Dataset records:

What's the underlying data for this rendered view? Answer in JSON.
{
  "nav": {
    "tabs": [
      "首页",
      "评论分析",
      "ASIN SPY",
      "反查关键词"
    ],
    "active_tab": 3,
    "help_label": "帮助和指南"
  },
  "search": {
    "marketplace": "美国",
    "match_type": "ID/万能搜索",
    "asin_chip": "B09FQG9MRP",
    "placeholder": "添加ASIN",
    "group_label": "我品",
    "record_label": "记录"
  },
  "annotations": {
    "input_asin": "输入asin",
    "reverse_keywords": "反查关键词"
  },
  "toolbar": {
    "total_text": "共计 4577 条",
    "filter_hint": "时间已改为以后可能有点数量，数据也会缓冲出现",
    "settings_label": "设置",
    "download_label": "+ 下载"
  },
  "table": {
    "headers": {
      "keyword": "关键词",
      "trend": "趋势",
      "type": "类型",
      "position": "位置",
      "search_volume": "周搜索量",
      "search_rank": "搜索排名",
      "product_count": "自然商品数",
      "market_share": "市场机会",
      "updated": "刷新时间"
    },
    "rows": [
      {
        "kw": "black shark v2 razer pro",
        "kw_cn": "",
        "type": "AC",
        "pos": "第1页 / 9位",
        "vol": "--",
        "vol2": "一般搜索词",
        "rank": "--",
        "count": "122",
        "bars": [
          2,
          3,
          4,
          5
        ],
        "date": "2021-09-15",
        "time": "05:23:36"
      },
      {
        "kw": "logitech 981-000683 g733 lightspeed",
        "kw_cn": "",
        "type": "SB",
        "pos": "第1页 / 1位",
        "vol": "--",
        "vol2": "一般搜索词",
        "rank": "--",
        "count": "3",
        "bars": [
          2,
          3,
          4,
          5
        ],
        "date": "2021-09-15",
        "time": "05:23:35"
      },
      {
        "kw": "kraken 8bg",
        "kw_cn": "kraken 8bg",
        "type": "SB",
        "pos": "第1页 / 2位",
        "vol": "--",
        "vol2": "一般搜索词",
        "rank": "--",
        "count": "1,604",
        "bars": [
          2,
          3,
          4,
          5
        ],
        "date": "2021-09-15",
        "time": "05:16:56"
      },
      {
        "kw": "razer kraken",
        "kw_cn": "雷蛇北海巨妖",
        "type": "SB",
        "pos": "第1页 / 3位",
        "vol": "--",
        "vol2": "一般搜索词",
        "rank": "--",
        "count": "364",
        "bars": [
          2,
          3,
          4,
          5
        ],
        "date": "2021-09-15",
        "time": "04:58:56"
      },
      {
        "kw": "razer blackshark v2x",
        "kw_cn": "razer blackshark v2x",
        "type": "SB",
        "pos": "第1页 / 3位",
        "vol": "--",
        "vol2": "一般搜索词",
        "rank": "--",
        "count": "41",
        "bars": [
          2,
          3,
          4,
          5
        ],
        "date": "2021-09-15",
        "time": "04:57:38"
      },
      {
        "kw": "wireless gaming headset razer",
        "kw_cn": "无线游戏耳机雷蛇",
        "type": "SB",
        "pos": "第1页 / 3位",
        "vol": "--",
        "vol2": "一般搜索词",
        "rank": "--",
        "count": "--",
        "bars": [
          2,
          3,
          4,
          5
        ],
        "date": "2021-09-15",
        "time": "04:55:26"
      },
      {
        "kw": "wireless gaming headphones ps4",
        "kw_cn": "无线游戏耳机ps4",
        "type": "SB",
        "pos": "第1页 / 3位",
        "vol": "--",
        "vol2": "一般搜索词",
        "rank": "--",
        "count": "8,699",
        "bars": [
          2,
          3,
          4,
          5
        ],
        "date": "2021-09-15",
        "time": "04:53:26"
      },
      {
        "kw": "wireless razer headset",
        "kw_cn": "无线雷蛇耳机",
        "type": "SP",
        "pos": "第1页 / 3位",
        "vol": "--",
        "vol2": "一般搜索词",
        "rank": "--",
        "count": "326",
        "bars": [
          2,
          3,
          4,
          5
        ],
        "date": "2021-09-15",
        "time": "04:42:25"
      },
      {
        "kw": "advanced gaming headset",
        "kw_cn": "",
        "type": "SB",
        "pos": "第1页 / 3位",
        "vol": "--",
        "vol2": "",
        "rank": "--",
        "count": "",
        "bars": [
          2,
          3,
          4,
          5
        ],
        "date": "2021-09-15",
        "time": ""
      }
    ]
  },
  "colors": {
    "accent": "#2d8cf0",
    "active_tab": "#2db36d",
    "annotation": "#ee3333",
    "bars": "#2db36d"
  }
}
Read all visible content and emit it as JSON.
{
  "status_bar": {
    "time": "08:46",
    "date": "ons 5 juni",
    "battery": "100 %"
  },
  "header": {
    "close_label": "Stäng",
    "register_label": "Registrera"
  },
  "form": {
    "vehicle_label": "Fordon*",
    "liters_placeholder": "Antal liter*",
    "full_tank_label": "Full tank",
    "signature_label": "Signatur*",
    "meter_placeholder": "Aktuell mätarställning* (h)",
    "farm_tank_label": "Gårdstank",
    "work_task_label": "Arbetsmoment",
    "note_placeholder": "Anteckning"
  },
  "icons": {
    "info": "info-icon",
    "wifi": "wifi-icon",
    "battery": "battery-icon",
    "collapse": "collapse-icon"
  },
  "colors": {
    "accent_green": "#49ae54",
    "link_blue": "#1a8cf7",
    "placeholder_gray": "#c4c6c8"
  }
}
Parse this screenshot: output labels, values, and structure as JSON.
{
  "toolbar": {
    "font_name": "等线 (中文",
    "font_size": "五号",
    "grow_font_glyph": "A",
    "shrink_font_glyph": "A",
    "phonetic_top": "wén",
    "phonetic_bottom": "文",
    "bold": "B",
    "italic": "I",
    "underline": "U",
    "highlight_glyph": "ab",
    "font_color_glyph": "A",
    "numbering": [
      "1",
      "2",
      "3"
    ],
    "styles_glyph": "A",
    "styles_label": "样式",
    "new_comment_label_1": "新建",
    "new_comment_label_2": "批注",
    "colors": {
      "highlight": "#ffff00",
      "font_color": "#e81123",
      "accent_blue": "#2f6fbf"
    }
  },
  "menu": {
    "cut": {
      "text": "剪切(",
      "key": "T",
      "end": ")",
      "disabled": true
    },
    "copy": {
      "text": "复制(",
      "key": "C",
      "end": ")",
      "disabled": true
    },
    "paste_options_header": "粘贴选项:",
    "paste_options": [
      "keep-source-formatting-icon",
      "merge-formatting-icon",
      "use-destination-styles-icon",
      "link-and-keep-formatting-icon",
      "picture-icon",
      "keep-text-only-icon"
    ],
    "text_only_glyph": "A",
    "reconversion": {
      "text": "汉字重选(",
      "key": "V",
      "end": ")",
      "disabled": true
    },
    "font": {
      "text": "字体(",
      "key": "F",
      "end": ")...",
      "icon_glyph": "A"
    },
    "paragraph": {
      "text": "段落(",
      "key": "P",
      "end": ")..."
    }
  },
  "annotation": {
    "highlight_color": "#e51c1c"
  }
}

:: Given instruction ::
Repeat the data above, word for word.

:: Written response ::
What's the underlying data for this rendered view? Answer in JSON.
{
  "nav": {
    "tabs": [
      "首页",
      "评论分析",
      "ASIN SPY",
      "反查关键词"
    ],
    "active_tab": 3,
    "help_label": "帮助和指南"
  },
  "search": {
    "marketplace": "美国",
    "match_type": "ID/万能搜索",
    "asin_chip": "B09FQG9MRP",
    "placeholder": "添加ASIN",
    "group_label": "我品",
    "record_label": "记录"
  },
  "annotations": {
    "input_asin": "输入asin",
    "reverse_keywords": "反查关键词"
  },
  "toolbar": {
    "total_text": "共计 4577 条",
    "filter_hint": "时间已改为以后可能有点数量，数据也会缓冲出现",
    "settings_label": "设置",
    "download_label": "+ 下载"
  },
  "table": {
    "headers": {
      "keyword": "关键词",
      "trend": "趋势",
      "type": "类型",
      "position": "位置",
      "search_volume": "周搜索量",
      "search_rank": "搜索排名",
      "product_count": "自然商品数",
      "market_share": "市场机会",
      "updated": "刷新时间"
    },
    "rows": [
      {
        "kw": "black shark v2 razer pro",
        "kw_cn": "",
        "type": "AC",
        "pos": "第1页 / 9位",
        "vol": "--",
        "vol2": "一般搜索词",
        "rank": "--",
        "count": "122",
        "bars": [
          2,
          3,
          4,
          5
        ],
        "date": "2021-09-15",
        "time": "05:23:36"
      },
      {
        "kw": "logitech 981-000683 g733 lightspeed",
        "kw_cn": "",
        "type": "SB",
        "pos": "第1页 / 1位",
        "vol": "--",
        "vol2": "一般搜索词",
        "rank": "--",
        "count": "3",
        "bars": [
          2,
          3,
          4,
          5
        ],
        "date": "2021-09-15",
        "time": "05:23:35"
      },
      {
        "kw": "kraken 8bg",
        "kw_cn": "kraken 8bg",
        "type": "SB",
        "pos": "第1页 / 2位",
        "vol": "--",
        "vol2": "一般搜索词",
        "rank": "--",
        "count": "1,604",
        "bars": [
          2,
          3,
          4,
          5
        ],
        "date": "2021-09-15",
        "time": "05:16:56"
      },
      {
        "kw": "razer kraken",
        "kw_cn": "雷蛇北海巨妖",
        "type": "SB",
        "pos": "第1页 / 3位",
        "vol": "--",
        "vol2": "一般搜索词",
        "rank": "--",
        "count": "364",
        "bars": [
          2,
          3,
          4,
          5
        ],
        "date": "2021-09-15",
        "time": "04:58:56"
      },
      {
        "kw": "razer blackshark v2x",
        "kw_cn": "razer blackshark v2x",
        "type": "SB",
        "pos": "第1页 / 3位",
        "vol": "--",
        "vol2": "一般搜索词",
        "rank": "--",
        "count": "41",
        "bars": [
          2,
          3,
          4,
          5
        ],
        "date": "2021-09-15",
        "time": "04:57:38"
      },
      {
        "kw": "wireless gaming headset razer",
        "kw_cn": "无线游戏耳机雷蛇",
        "type": "SB",
        "pos": "第1页 / 3位",
        "vol": "--",
        "vol2": "一般搜索词",
        "rank": "--",
        "count": "--",
        "bars": [
          2,
          3,
          4,
          5
        ],
        "date": "2021-09-15",
        "time": "04:55:26"
      },
      {
        "kw": "wireless gaming headphones ps4",
        "kw_cn": "无线游戏耳机ps4",
        "type": "SB",
        "pos": "第1页 / 3位",
        "vol": "--",
        "vol2": "一般搜索词",
        "rank": "--",
        "count": "8,699",
        "bars": [
          2,
          3,
          4,
          5
        ],
        "date": "2021-09-15",
        "time": "04:53:26"
      },
      {
        "kw": "wireless razer headset",
        "kw_cn": "无线雷蛇耳机",
        "type": "SP",
        "pos": "第1页 / 3位",
        "vol": "--",
        "vol2": "一般搜索词",
        "rank": "--",
        "count": "326",
        "bars": [
          2,
          3,
          4,
          5
        ],
        "date": "2021-09-15",
        "time": "04:42:25"
      },
      {
        "kw": "advanced gaming headset",
        "kw_cn": "",
        "type": "SB",
        "pos": "第1页 / 3位",
        "vol": "--",
        "vol2": "",
        "rank": "--",
        "count": "",
        "bars": [
          2,
          3,
          4,
          5
        ],
        "date": "2021-09-15",
        "time": ""
      }
    ]
  },
  "colors": {
    "accent": "#2d8cf0",
    "active_tab": "#2db36d",
    "annotation": "#ee3333",
    "bars": "#2db36d"
  }
}
Read all visible content and emit it as JSON.
{
  "status_bar": {
    "time": "08:46",
    "date": "ons 5 juni",
    "battery": "100 %"
  },
  "header": {
    "close_label": "Stäng",
    "register_label": "Registrera"
  },
  "form": {
    "vehicle_label": "Fordon*",
    "liters_placeholder": "Antal liter*",
    "full_tank_label": "Full tank",
    "signature_label": "Signatur*",
    "meter_placeholder": "Aktuell mätarställning* (h)",
    "farm_tank_label": "Gårdstank",
    "work_task_label": "Arbetsmoment",
    "note_placeholder": "Anteckning"
  },
  "icons": {
    "info": "info-icon",
    "wifi": "wifi-icon",
    "battery": "battery-icon",
    "collapse": "collapse-icon"
  },
  "colors": {
    "accent_green": "#49ae54",
    "link_blue": "#1a8cf7",
    "placeholder_gray": "#c4c6c8"
  }
}
Parse this screenshot: output labels, values, and structure as JSON.
{
  "toolbar": {
    "font_name": "等线 (中文",
    "font_size": "五号",
    "grow_font_glyph": "A",
    "shrink_font_glyph": "A",
    "phonetic_top": "wén",
    "phonetic_bottom": "文",
    "bold": "B",
    "italic": "I",
    "underline": "U",
    "highlight_glyph": "ab",
    "font_color_glyph": "A",
    "numbering": [
      "1",
      "2",
      "3"
    ],
    "styles_glyph": "A",
    "styles_label": "样式",
    "new_comment_label_1": "新建",
    "new_comment_label_2": "批注",
    "colors": {
      "highlight": "#ffff00",
      "font_color": "#e81123",
      "accent_blue": "#2f6fbf"
    }
  },
  "menu": {
    "cut": {
      "text": "剪切(",
      "key": "T",
      "end": ")",
      "disabled": true
    },
    "copy": {
      "text": "复制(",
      "key": "C",
      "end": ")",
      "disabled": true
    },
    "paste_options_header": "粘贴选项:",
    "paste_options": [
      "keep-source-formatting-icon",
      "merge-formatting-icon",
      "use-destination-styles-icon",
      "link-and-keep-formatting-icon",
      "picture-icon",
      "keep-text-only-icon"
    ],
    "text_only_glyph": "A",
    "reconversion": {
      "text": "汉字重选(",
      "key": "V",
      "end": ")",
      "disabled": true
    },
    "font": {
      "text": "字体(",
      "key": "F",
      "end": ")...",
      "icon_glyph": "A"
    },
    "paragraph": {
      "text": "段落(",
      "key": "P",
      "end": ")..."
    }
  },
  "annotation": {
    "highlight_color": "#e51c1c"
  }
}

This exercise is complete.